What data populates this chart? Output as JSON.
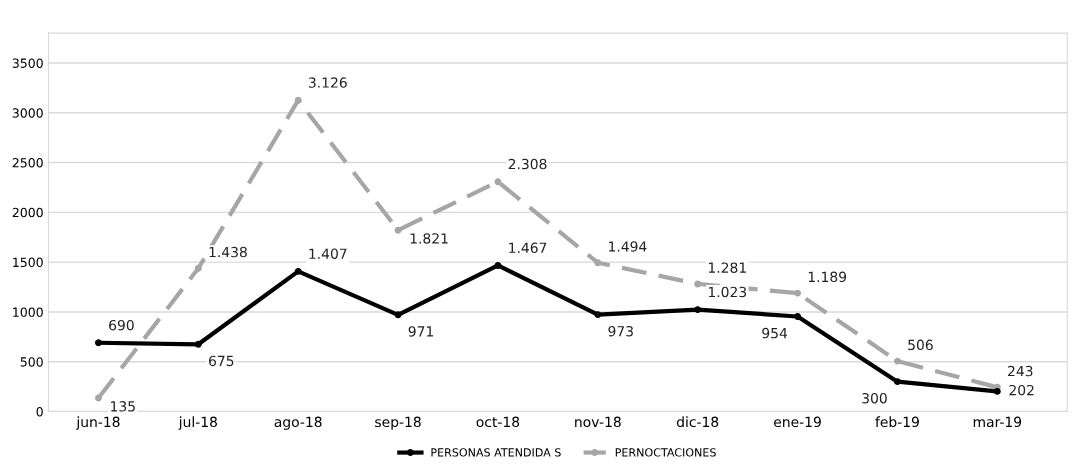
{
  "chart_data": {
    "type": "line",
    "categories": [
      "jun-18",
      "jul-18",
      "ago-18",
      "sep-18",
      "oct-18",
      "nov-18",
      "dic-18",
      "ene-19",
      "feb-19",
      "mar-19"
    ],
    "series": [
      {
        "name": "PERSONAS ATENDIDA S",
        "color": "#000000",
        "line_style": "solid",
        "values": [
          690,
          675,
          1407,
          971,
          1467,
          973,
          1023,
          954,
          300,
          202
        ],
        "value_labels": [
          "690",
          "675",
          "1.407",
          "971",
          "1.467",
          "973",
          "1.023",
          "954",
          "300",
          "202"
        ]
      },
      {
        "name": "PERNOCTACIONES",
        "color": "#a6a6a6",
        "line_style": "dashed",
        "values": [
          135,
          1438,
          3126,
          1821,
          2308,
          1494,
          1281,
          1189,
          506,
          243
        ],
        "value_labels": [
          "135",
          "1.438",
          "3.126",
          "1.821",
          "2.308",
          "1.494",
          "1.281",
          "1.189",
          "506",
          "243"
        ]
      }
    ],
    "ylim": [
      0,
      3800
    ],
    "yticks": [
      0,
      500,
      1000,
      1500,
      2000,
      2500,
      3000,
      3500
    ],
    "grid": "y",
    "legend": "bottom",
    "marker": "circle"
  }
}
****************
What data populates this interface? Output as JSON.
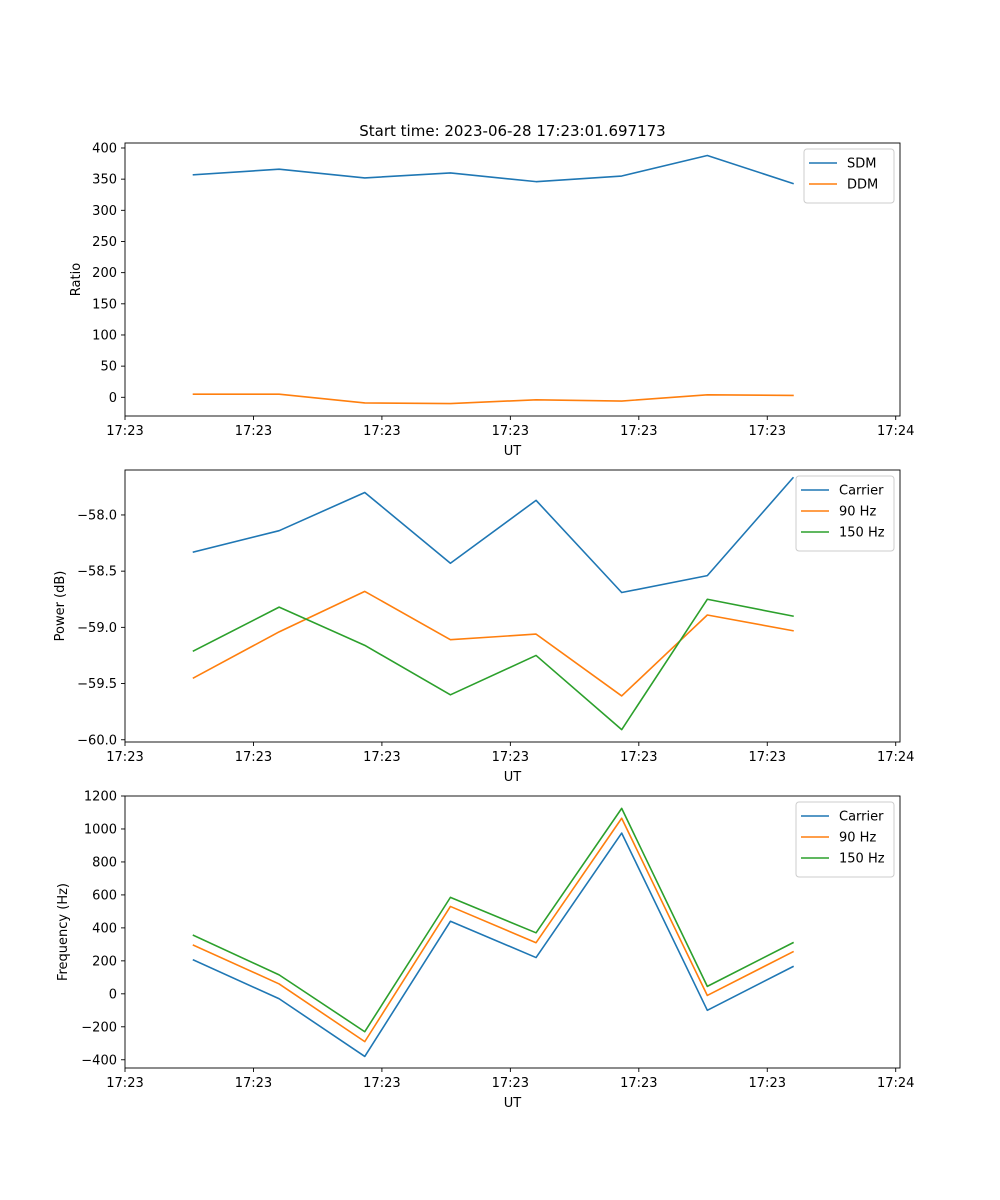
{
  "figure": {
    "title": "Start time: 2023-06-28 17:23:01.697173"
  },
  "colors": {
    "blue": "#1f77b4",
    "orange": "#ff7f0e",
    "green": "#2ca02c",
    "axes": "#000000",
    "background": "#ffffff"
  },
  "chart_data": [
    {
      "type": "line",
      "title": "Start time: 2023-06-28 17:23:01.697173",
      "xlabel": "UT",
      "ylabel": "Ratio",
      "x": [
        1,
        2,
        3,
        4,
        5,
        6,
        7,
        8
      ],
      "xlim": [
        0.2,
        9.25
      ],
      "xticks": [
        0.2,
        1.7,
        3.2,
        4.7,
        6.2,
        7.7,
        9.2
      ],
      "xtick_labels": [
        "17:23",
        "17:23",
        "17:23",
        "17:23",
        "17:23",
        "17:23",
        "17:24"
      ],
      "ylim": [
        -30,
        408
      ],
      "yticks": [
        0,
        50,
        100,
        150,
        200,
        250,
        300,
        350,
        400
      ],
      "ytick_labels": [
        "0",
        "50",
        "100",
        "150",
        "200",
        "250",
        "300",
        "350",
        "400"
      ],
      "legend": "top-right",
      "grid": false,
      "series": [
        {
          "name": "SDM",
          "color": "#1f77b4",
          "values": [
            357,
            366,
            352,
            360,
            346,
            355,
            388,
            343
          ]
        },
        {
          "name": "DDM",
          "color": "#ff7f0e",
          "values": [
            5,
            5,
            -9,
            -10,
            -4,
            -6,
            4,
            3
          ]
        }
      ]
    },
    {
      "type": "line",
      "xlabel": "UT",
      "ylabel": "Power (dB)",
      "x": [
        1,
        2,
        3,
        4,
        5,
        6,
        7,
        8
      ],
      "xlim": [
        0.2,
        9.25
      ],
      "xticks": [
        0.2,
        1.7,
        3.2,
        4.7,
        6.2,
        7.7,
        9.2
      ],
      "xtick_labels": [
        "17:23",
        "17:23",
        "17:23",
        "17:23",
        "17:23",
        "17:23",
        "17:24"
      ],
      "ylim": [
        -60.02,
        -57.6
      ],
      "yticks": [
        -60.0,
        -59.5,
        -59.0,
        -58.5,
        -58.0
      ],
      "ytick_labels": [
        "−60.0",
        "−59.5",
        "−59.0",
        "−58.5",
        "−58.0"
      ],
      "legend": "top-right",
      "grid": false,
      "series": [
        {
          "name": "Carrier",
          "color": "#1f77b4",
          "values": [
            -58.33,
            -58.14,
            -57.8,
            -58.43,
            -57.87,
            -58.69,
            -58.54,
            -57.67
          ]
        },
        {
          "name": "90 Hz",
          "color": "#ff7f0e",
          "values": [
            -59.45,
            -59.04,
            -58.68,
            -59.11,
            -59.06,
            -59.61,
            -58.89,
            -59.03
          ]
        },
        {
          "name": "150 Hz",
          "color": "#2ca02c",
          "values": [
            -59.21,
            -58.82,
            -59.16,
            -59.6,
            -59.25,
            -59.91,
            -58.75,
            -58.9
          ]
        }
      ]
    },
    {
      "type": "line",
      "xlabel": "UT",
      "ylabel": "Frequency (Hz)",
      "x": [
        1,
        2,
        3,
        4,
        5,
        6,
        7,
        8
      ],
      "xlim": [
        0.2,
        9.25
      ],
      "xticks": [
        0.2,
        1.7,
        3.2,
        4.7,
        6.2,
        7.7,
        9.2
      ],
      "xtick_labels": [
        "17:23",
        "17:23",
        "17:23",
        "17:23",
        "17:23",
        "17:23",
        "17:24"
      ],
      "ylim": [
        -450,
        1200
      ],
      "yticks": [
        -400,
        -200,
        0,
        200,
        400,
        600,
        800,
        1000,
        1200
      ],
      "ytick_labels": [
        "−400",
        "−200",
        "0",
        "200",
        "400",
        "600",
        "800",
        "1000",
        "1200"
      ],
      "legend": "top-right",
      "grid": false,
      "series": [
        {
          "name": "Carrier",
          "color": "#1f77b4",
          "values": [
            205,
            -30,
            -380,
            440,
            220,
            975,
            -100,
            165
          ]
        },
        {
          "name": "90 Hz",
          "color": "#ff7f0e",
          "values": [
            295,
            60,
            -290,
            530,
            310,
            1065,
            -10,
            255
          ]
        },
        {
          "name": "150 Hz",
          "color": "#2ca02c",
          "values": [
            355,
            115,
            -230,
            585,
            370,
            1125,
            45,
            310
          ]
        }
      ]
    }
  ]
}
****************
■ Short task ■
Every line that holds the string "What" should be returned.

■ Answer to the problem ■
What data populates this chart? Output as JSON.
What data populates this interface? Output as JSON.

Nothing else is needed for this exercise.